Extract all lines from the data beneath that include the word "Percentile".

### THE DATA
****

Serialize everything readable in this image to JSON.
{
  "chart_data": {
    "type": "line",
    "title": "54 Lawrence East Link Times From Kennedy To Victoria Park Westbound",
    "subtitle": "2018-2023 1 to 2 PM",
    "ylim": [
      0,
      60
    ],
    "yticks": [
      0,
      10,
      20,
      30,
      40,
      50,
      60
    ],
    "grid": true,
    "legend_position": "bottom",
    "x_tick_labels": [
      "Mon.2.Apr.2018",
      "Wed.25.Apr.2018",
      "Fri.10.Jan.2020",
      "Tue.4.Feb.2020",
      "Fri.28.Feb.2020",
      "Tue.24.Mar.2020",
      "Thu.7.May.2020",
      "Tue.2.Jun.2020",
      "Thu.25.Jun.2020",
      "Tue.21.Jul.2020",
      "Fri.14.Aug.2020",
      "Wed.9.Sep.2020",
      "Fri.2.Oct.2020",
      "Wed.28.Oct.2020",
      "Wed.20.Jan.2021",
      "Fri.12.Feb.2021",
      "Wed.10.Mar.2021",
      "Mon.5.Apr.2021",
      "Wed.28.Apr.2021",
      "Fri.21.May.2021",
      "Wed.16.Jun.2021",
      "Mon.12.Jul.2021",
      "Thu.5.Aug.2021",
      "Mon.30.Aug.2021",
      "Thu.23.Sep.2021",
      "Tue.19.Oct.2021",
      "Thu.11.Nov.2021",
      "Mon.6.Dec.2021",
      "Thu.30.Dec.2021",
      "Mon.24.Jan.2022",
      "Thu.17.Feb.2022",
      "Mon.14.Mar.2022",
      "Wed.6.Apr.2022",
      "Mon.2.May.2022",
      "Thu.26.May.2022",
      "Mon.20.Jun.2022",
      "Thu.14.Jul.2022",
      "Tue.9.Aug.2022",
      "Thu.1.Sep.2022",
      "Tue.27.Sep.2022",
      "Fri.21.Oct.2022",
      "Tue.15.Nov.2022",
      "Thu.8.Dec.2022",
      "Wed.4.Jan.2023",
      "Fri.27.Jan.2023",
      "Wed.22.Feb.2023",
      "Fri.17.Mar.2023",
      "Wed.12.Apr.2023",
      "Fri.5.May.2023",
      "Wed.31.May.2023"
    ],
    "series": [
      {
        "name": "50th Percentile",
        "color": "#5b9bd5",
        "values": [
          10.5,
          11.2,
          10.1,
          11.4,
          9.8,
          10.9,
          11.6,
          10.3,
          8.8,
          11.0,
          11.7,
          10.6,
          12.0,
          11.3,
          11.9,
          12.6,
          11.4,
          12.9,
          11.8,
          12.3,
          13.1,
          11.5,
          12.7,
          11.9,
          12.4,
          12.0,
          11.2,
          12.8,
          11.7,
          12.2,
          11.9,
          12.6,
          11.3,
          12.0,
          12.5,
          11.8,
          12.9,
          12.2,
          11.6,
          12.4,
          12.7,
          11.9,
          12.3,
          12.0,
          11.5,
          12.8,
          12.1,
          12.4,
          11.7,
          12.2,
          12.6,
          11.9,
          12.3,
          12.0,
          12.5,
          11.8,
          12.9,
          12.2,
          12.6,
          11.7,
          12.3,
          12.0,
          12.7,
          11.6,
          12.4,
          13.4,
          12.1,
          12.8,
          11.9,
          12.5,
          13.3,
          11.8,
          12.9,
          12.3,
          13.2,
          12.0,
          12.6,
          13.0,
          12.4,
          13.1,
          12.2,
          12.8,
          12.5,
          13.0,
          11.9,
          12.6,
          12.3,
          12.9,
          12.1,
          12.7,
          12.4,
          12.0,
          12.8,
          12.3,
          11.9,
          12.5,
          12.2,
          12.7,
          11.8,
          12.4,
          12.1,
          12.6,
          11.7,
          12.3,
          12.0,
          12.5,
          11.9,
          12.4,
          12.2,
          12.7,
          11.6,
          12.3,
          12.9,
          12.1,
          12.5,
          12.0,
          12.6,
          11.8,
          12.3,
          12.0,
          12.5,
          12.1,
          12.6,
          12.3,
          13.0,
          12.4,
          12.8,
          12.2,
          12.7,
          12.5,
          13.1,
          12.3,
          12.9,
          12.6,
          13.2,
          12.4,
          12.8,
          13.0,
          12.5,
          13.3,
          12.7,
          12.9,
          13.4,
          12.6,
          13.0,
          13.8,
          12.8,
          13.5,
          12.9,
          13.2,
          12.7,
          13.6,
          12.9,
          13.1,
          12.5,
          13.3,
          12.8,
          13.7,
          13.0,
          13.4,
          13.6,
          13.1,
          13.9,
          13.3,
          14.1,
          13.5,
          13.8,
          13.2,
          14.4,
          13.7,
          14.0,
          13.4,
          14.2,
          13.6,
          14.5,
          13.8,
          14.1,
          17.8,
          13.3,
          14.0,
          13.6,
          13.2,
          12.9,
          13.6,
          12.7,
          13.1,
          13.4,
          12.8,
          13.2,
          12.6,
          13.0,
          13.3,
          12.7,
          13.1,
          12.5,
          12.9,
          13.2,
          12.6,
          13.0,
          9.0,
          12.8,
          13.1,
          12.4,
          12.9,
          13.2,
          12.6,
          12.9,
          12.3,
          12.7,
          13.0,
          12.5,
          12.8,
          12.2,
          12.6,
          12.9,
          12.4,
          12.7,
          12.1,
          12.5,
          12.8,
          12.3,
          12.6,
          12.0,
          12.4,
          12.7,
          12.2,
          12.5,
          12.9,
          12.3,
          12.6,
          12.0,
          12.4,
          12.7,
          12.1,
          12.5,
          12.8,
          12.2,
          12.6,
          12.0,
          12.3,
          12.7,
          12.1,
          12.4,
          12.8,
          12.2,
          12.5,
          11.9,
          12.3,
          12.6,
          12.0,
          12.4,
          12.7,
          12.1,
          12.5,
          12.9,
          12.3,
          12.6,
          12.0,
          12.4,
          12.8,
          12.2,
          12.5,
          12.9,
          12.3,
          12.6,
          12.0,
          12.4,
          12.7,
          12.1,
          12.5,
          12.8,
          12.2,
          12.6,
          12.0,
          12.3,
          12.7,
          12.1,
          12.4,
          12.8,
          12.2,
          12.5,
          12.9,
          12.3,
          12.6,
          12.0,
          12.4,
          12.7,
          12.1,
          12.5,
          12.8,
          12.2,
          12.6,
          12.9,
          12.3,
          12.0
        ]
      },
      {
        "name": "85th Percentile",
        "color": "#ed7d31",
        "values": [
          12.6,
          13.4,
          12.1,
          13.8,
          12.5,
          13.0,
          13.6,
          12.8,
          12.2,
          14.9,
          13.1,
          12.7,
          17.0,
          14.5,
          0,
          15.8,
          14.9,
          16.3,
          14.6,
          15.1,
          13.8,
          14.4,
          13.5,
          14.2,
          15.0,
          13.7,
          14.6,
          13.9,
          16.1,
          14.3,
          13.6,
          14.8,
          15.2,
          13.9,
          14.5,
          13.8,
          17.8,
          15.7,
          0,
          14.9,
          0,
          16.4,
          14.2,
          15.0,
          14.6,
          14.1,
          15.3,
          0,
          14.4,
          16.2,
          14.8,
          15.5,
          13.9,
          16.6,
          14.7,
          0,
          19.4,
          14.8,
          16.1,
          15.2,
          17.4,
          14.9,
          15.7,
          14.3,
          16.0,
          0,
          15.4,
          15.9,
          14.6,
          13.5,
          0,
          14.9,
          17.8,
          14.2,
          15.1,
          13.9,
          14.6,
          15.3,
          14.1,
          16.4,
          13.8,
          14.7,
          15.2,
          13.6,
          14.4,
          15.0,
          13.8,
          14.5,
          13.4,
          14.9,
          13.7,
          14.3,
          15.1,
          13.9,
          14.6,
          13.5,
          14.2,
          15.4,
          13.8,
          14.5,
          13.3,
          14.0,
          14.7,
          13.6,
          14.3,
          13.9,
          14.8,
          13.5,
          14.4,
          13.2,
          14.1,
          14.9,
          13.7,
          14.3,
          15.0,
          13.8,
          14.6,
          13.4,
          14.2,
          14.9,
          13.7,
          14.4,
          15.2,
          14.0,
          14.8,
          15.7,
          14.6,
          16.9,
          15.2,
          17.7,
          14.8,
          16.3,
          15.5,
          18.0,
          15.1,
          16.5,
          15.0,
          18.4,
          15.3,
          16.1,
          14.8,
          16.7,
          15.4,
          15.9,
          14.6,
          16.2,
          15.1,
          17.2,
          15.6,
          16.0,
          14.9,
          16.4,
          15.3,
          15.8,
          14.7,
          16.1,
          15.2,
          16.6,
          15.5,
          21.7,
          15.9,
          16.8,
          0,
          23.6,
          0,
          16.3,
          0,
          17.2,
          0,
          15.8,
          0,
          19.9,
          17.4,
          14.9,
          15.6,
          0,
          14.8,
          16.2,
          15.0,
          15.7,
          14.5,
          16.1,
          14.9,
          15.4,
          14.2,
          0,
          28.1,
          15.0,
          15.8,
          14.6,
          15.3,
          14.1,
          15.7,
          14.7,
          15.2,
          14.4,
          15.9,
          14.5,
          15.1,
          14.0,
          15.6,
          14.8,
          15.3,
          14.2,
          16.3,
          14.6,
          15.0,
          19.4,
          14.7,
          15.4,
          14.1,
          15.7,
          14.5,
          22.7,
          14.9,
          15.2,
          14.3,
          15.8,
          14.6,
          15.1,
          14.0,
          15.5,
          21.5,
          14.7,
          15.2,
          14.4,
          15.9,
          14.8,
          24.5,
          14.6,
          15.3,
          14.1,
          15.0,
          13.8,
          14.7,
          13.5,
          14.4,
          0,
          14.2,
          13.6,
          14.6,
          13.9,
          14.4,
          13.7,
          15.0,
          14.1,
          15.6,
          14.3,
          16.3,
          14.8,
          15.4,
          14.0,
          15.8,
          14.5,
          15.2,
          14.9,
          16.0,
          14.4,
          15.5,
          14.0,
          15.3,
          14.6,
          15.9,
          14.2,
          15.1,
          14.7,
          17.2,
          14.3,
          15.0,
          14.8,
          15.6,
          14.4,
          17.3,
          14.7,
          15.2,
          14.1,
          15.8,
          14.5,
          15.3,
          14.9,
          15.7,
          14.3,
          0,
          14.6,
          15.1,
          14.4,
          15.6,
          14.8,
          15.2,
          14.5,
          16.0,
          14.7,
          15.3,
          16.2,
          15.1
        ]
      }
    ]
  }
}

****

### TASK OUTPUT
        "name": "50th Percentile",
        "name": "85th Percentile",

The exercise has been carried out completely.